-- Start of Data listing --

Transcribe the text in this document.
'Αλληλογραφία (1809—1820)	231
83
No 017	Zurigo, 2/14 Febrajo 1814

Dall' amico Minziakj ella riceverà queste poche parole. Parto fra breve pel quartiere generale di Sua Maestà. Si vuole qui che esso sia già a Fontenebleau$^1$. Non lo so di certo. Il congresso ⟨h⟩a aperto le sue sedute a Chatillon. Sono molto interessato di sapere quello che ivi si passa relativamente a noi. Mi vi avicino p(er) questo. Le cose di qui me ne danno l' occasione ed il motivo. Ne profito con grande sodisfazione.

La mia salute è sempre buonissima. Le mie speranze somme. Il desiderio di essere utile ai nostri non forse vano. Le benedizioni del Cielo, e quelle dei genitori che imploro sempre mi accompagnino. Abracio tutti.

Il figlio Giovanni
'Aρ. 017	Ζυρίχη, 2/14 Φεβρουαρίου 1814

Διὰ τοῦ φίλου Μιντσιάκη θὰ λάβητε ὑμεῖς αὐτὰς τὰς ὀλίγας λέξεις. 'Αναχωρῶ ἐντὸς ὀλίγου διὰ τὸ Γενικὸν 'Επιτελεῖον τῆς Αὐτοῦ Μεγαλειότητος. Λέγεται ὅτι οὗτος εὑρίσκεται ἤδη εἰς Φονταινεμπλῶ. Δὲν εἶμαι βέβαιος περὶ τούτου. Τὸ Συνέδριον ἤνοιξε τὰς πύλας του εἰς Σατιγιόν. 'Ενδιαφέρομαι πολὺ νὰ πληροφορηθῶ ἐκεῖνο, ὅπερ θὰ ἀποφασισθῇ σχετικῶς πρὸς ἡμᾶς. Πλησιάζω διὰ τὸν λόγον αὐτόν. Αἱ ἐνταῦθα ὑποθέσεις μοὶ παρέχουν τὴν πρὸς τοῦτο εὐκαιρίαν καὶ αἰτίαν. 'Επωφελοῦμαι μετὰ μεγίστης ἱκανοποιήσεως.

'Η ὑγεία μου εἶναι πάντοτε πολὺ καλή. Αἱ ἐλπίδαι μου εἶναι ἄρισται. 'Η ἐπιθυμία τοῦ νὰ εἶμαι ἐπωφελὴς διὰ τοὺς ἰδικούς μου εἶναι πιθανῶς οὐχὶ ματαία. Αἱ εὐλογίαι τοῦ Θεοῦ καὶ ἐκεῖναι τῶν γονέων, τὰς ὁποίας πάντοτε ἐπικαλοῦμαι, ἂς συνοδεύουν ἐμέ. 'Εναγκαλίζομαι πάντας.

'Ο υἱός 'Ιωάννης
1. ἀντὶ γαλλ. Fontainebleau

-- End of Data listing --

Select and copy every line of the listing with the word "πολὺ".

Worked solution
Διὰ τοῦ φίλου Μιντσιάκη θὰ λάβητε ὑμεῖς αὐτὰς τὰς ὀλίγας λέξεις. 'Αναχωρῶ ἐντὸς ὀλίγου διὰ τὸ Γενικὸν 'Επιτελεῖον τῆς Αὐτοῦ Μεγαλειότητος. Λέγεται ὅτι οὗτος εὑρίσκεται ἤδη εἰς Φονταινεμπλῶ. Δὲν εἶμαι βέβαιος περὶ τούτου. Τὸ Συνέδριον ἤνοιξε τὰς πύλας του εἰς Σατιγιόν. 'Ενδιαφέρομαι πολὺ νὰ πληροφορηθῶ ἐκεῖνο, ὅπερ θὰ ἀποφασισθῇ σχετικῶς πρὸς ἡμᾶς. Πλησιάζω διὰ τὸν λόγον αὐτόν. Αἱ ἐνταῦθα ὑποθέσεις μοὶ παρέχουν τὴν πρὸς τοῦτο εὐκαιρίαν καὶ αἰτίαν. 'Επωφελοῦμαι μετὰ μεγίστης ἱκανοποιήσεως.
'Η ὑγεία μου εἶναι πάντοτε πολὺ καλή. Αἱ ἐλπίδαι μου εἶναι ἄρισται. 'Η ἐπιθυμία τοῦ νὰ εἶμαι ἐπωφελὴς διὰ τοὺς ἰδικούς μου εἶναι πιθανῶς οὐχὶ ματαία. Αἱ εὐλογίαι τοῦ Θεοῦ καὶ ἐκεῖναι τῶν γονέων, τὰς ὁποίας πάντοτε ἐπικαλοῦμαι, ἂς συνοδεύουν ἐμέ. 'Εναγκαλίζομαι πάντας.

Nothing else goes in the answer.